Work through the data line by line, gathering every line that has the word "обеспечения".

Records to use:
********

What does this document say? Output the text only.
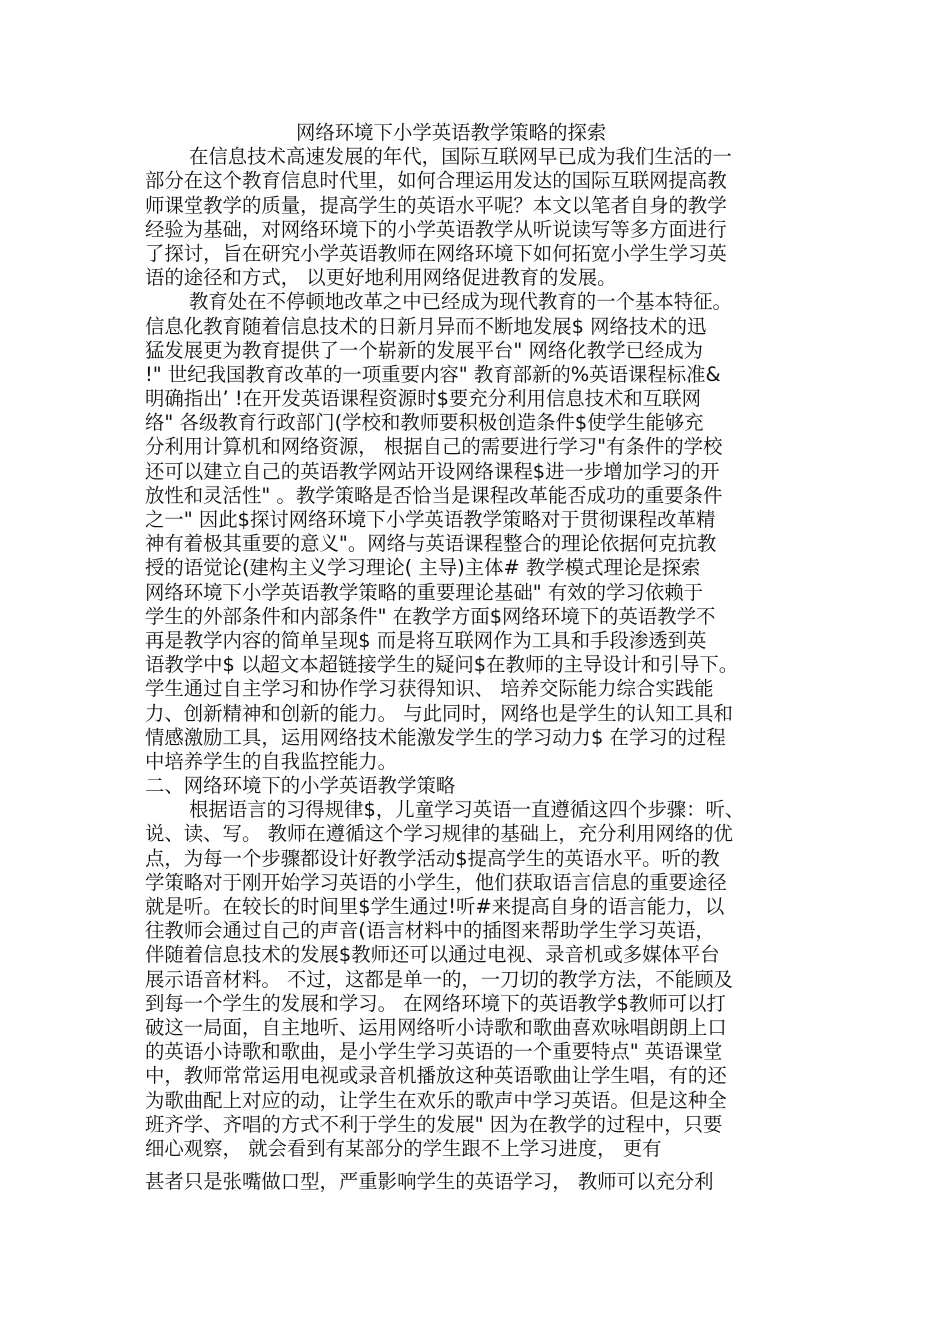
网络环境下小学英语教学策略的探索
在信息技术高速发展的年代，国际互联网早已成为我们生活的一
部分在这个教育信息时代里，如何合理运用发达的国际互联网提高教
师课堂教学的质量，提高学生的英语水平呢？本文以笔者自身的教学
经验为基础，对网络环境下的小学英语教学从听说读写等多方面进行
了探讨，旨在研究小学英语教师在网络环境下如何拓宽小学生学习英
语的途径和方式， 以更好地利用网络促进教育的发展。
教育处在不停顿地改革之中已经成为现代教育的一个基本特征。
信息化教育随着信息技术的日新月异而不断地发展$ 网络技术的迅
猛发展更为教育提供了一个崭新的发展平台" 网络化教学已经成为
!" 世纪我国教育改革的一项重要内容" 教育部新的%英语课程标准&
明确指出’ !在开发英语课程资源时$要充分利用信息技术和互联网
络" 各级教育行政部门(学校和教师要积极创造条件$使学生能够充
分利用计算机和网络资源， 根据自己的需要进行学习"有条件的学校
还可以建立自己的英语教学网站开设网络课程$进一步增加学习的开
放性和灵活性" 。教学策略是否恰当是课程改革能否成功的重要条件
之一" 因此$探讨网络环境下小学英语教学策略对于贯彻课程改革精
神有着极其重要的意义"。网络与英语课程整合的理论依据何克抗教
授的语觉论(建构主义学习理论( 主导)主体# 教学模式理论是探索
网络环境下小学英语教学策略的重要理论基础" 有效的学习依赖于
学生的外部条件和内部条件" 在教学方面$网络环境下的英语教学不
再是教学内容的简单呈现$ 而是将互联网作为工具和手段渗透到英
语教学中$ 以超文本超链接学生的疑问$在教师的主导设计和引导下。
学生通过自主学习和协作学习获得知识、 培养交际能力综合实践能
力、创新精神和创新的能力。 与此同时，网络也是学生的认知工具和
情感激励工具，运用网络技术能激发学生的学习动力$ 在学习的过程
中培养学生的自我监控能力。
二、网络环境下的小学英语教学策略
根据语言的习得规律$，儿童学习英语一直遵循这四个步骤：听、
说、读、写。 教师在遵循这个学习规律的基础上，充分利用网络的优
点，为每一个步骤都设计好教学活动$提高学生的英语水平。听的教
学策略对于刚开始学习英语的小学生，他们获取语言信息的重要途径
就是听。在较长的时间里$学生通过!听#来提高自身的语言能力，以
往教师会通过自己的声音(语言材料中的插图来帮助学生学习英语，
伴随着信息技术的发展$教师还可以通过电视、录音机或多媒体平台
展示语音材料。 不过，这都是单一的，一刀切的教学方法，不能顾及
到每一个学生的发展和学习。 在网络环境下的英语教学$教师可以打
破这一局面，自主地听、运用网络听小诗歌和歌曲喜欢咏唱朗朗上口
的英语小诗歌和歌曲，是小学生学习英语的一个重要特点" 英语课堂
中，教师常常运用电视或录音机播放这种英语歌曲让学生唱，有的还
为歌曲配上对应的动，让学生在欢乐的歌声中学习英语。但是这种全
班齐学、齐唱的方式不利于学生的发展" 因为在教学的过程中，只要
细心观察， 就会看到有某部分的学生跟不上学习进度， 更有
甚者只是张嘴做口型，严重影响学生的英语学习， 教师可以充分利
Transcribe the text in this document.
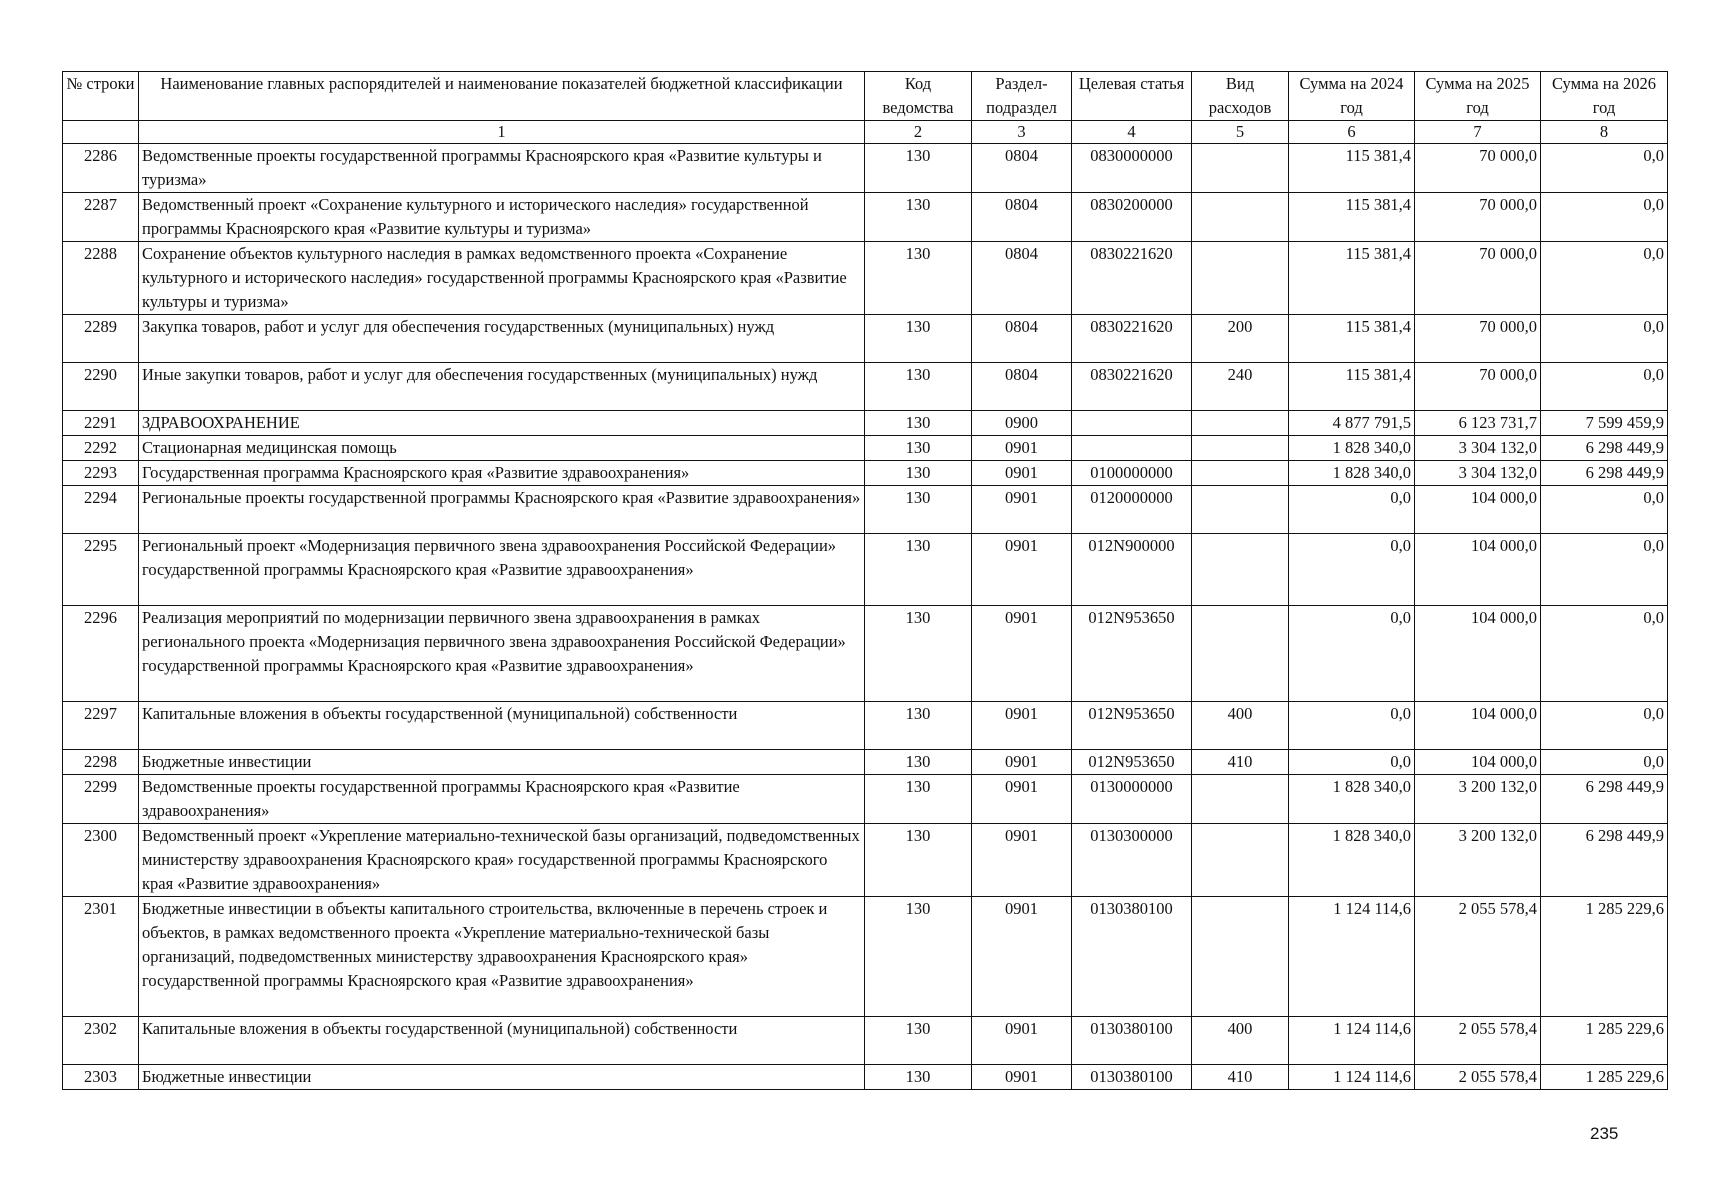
№ строки	Наименование главных распорядителей и наименование показателей бюджетной классификации	Код ведомства	Раздел-подраздел	Целевая статья	Вид расходов	Сумма на 2024 год	Сумма на 2025 год	Сумма на 2026 год
	1	2	3	4	5	6	7	8
2286	Ведомственные проекты государственной программы Красноярского края «Развитие культуры и туризма»	130	0804	0830000000		115 381,4	70 000,0	0,0
2287	Ведомственный проект «Сохранение культурного и исторического наследия» государственной программы Красноярского края «Развитие культуры и туризма»	130	0804	0830200000		115 381,4	70 000,0	0,0
2288	Сохранение объектов культурного наследия в рамках ведомственного проекта «Сохранение культурного и исторического наследия» государственной программы Красноярского края «Развитие культуры и туризма»	130	0804	0830221620		115 381,4	70 000,0	0,0
2289	Закупка товаров, работ и услуг для обеспечения государственных (муниципальных) нужд	130	0804	0830221620	200	115 381,4	70 000,0	0,0
2290	Иные закупки товаров, работ и услуг для обеспечения государственных (муниципальных) нужд	130	0804	0830221620	240	115 381,4	70 000,0	0,0
2291	ЗДРАВООХРАНЕНИЕ	130	0900			4 877 791,5	6 123 731,7	7 599 459,9
2292	Стационарная медицинская помощь	130	0901			1 828 340,0	3 304 132,0	6 298 449,9
2293	Государственная программа Красноярского края «Развитие здравоохранения»	130	0901	0100000000		1 828 340,0	3 304 132,0	6 298 449,9
2294	Региональные проекты государственной программы Красноярского края «Развитие здравоохранения»	130	0901	0120000000		0,0	104 000,0	0,0
2295	Региональный проект «Модернизация первичного звена здравоохранения Российской Федерации» государственной программы Красноярского края «Развитие здравоохранения»	130	0901	012N900000		0,0	104 000,0	0,0
2296	Реализация мероприятий по модернизации первичного звена здравоохранения в рамках регионального проекта «Модернизация первичного звена здравоохранения Российской Федерации» государственной программы Красноярского края «Развитие здравоохранения»	130	0901	012N953650		0,0	104 000,0	0,0
2297	Капитальные вложения в объекты государственной (муниципальной) собственности	130	0901	012N953650	400	0,0	104 000,0	0,0
2298	Бюджетные инвестиции	130	0901	012N953650	410	0,0	104 000,0	0,0
2299	Ведомственные проекты государственной программы Красноярского края «Развитие здравоохранения»	130	0901	0130000000		1 828 340,0	3 200 132,0	6 298 449,9
2300	Ведомственный проект «Укрепление материально-технической базы организаций, подведомственных министерству здравоохранения Красноярского края» государственной программы Красноярского края «Развитие здравоохранения»	130	0901	0130300000		1 828 340,0	3 200 132,0	6 298 449,9
2301	Бюджетные инвестиции в объекты капитального строительства, включенные в перечень строек и объектов, в рамках ведомственного проекта «Укрепление материально-технической базы организаций, подведомственных министерству здравоохранения Красноярского края» государственной программы Красноярского края «Развитие здравоохранения»	130	0901	0130380100		1 124 114,6	2 055 578,4	1 285 229,6
2302	Капитальные вложения в объекты государственной (муниципальной) собственности	130	0901	0130380100	400	1 124 114,6	2 055 578,4	1 285 229,6
2303	Бюджетные инвестиции	130	0901	0130380100	410	1 124 114,6	2 055 578,4	1 285 229,6
235
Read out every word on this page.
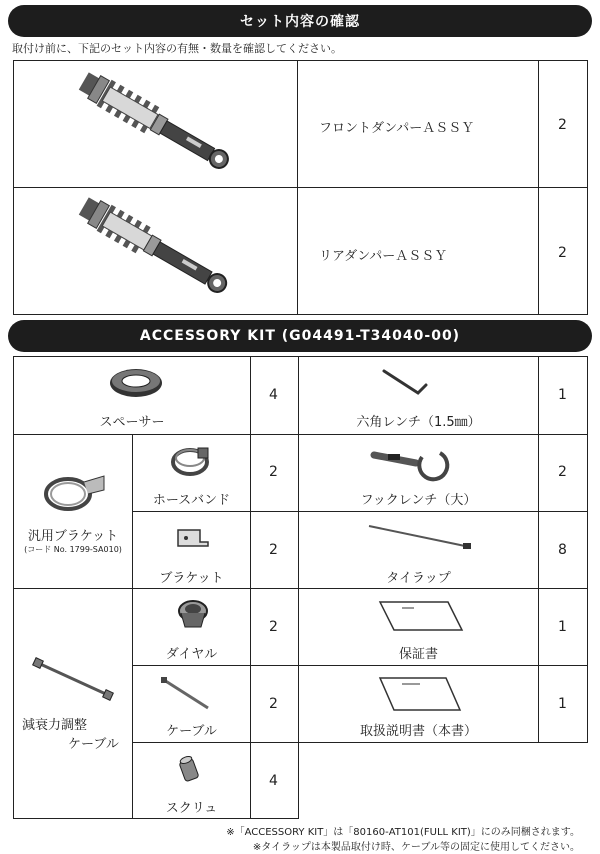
セット内容の確認
取付け前に、下記のセット内容の有無・数量を確認してください。
フロントダンパーＡＳＳＹ	2
リアダンパーＡＳＳＹ	2
ACCESSORY KIT (G04491-T34040-00)
スペーサー
4
六角レンチ（1.5㎜）
1
汎用ブラケット
(コード No. 1799-SA010)
ホースバンド
2
フックレンチ（大）
2
ブラケット
2
タイラップ
8
減衰力調整
ケーブル
ダイヤル
2
保証書
1
ケーブル
2
取扱説明書（本書）
1
スクリュ
4
※「ACCESSORY KIT」は「80160-AT101(FULL KIT)」にのみ同梱されます。
※タイラップは本製品取付け時、ケーブル等の固定に使用してください。
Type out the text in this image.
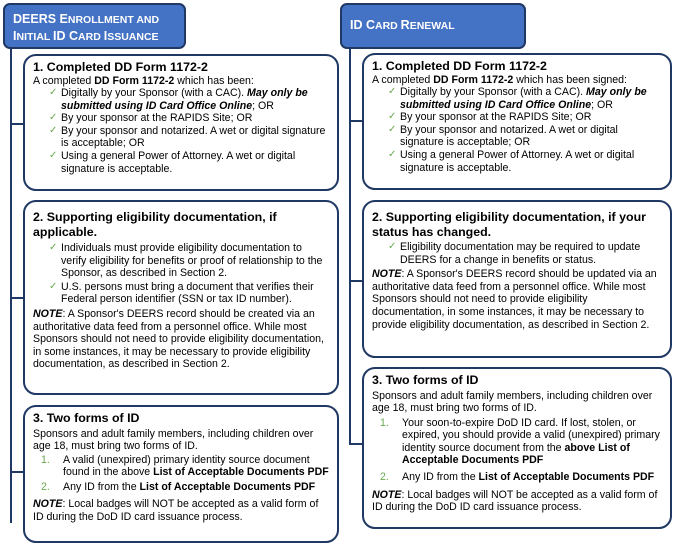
DEERS ENROLLMENT AND
INITIAL ID CARD ISSUANCE
ID CARD RENEWAL
1. Completed DD Form 1172-2

A completed DD Form 1172-2 which has been:

✓ Digitally by your Sponsor (with a CAC). May only be submitted using ID Card Office Online; OR
✓ By your sponsor at the RAPIDS Site; OR
✓ By your sponsor and notarized. A wet or digital signature is acceptable; OR
✓ Using a general Power of Attorney. A wet or digital signature is acceptable.
2. Supporting eligibility documentation, if applicable.
✓ Individuals must provide eligibility documentation to verify eligibility for benefits or proof of relationship to the Sponsor, as described in Section 2.
✓ U.S. persons must bring a document that verifies their Federal person identifier (SSN or tax ID number).

NOTE: A Sponsor's DEERS record should be created via an authoritative data feed from a personnel office. While most Sponsors should not need to provide eligibility documentation, in some instances, it may be necessary to provide eligibility documentation, as described in Section 2.

3. Two forms of ID

Sponsors and adult family members, including children over age 18, must bring two forms of ID.

1. A valid (unexpired) primary identity source document found in the above List of Acceptable Documents PDF
2. Any ID from the List of Acceptable Documents PDF

NOTE: Local badges will NOT be accepted as a valid form of ID during the DoD ID card issuance process.

1. Completed DD Form 1172-2

A completed DD Form 1172-2 which has been signed:

✓ Digitally by your Sponsor (with a CAC). May only be submitted using ID Card Office Online; OR
✓ By your sponsor at the RAPIDS Site; OR
✓ By your sponsor and notarized. A wet or digital signature is acceptable; OR
✓ Using a general Power of Attorney. A wet or digital signature is acceptable.
2. Supporting eligibility documentation, if your status has changed.
✓ Eligibility documentation may be required to update DEERS for a change in benefits or status.

NOTE: A Sponsor's DEERS record should be updated via an authoritative data feed from a personnel office. While most Sponsors should not need to provide eligibility documentation, in some instances, it may be necessary to provide eligibility documentation, as described in Section 2.

3. Two forms of ID

Sponsors and adult family members, including children over age 18, must bring two forms of ID.

1. Your soon-to-expire DoD ID card. If lost, stolen, or expired, you should provide a valid (unexpired) primary identity source document from the above List of Acceptable Documents PDF
2. Any ID from the List of Acceptable Documents PDF

NOTE: Local badges will NOT be accepted as a valid form of ID during the DoD ID card issuance process.
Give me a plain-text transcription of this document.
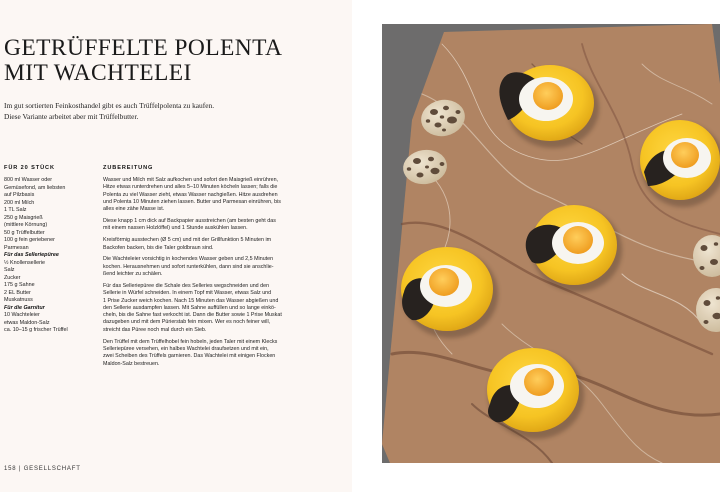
GETRÜFFELTE POLENTA
MIT WACHTELEI

Im gut sortierten Feinkosthandel gibt es auch Trüffelpolenta zu kaufen.
Diese Variante arbeitet aber mit Trüffelbutter.

FÜR 20 STÜCK
800 ml Wasser oder
Gemüsefond, am liebsten
auf Pilzbasis
200 ml Milch
1 TL Salz
250 g Maisgrieß
(mittlere Körnung)
50 g Trüffelbutter
100 g fein geriebener
Parmesan
Für das Selleriepüree
½ Knollensellerie
Salz
Zucker
175 g Sahne
2 EL Butter
Muskatnuss
Für die Garnitur
10 Wachteleier
etwas Maldon-Salz
ca. 10–15 g frischer Trüffel
ZUBEREITUNG

Wasser und Milch mit Salz aufkochen und sofort den Maisgrieß einrühren,
Hitze etwas runterdrehen und alles 5–10 Minuten köcheln lassen; falls die
Polenta zu viel Wasser zieht, etwas Wasser nachgießen. Hitze ausdrehen
und Polenta 10 Minuten ziehen lassen. Butter und Parmesan einrühren, bis
alles eine zähe Masse ist.

Diese knapp 1 cm dick auf Backpapier ausstreichen (am besten geht das
mit einem nassen Holzlöffel) und 1 Stunde auskühlen lassen.

Kreisförmig ausstechen (Ø 5 cm) und mit der Grillfunktion 5 Minuten im
Backofen backen, bis die Taler goldbraun sind.

Die Wachteleier vorsichtig in kochendes Wasser geben und 2,5 Minuten
kochen. Herausnehmen und sofort runterkühlen, dann sind sie anschlie-
ßend leichter zu schälen.

Für das Selleriepüree die Schale des Selleries wegschneiden und den
Sellerie in Würfel schneiden. In einem Topf mit Wasser, etwas Salz und
1 Prise Zucker weich kochen. Nach 15 Minuten das Wasser abgießen und
den Sellerie ausdampfen lassen. Mit Sahne auffüllen und so lange einkö-
cheln, bis die Sahne fast verkocht ist. Dann die Butter sowie 1 Prise Muskat
dazugeben und mit dem Pürierstab fein mixen. Wer es noch feiner will,
streicht das Püree noch mal durch ein Sieb.

Den Trüffel mit dem Trüffelhobel fein hobeln, jeden Taler mit einem Klecks
Selleriepüree versehen, ein halbes Wachtelei draufsetzen und mit ein,
zwei Scheiben des Trüffels garnieren. Das Wachtelei mit einigen Flocken
Maldon-Salz bestreuen.

158 | GESELLSCHAFT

********

Problem solution:
2289	Закупка товаров, работ и услуг для обеспечения государственных (муниципальных) нужд	130	0804	0830221620	200	115 381,4	70 000,0	0,0
2290	Иные закупки товаров, работ и услуг для обеспечения государственных (муниципальных) нужд	130	0804	0830221620	240	115 381,4	70 000,0	0,0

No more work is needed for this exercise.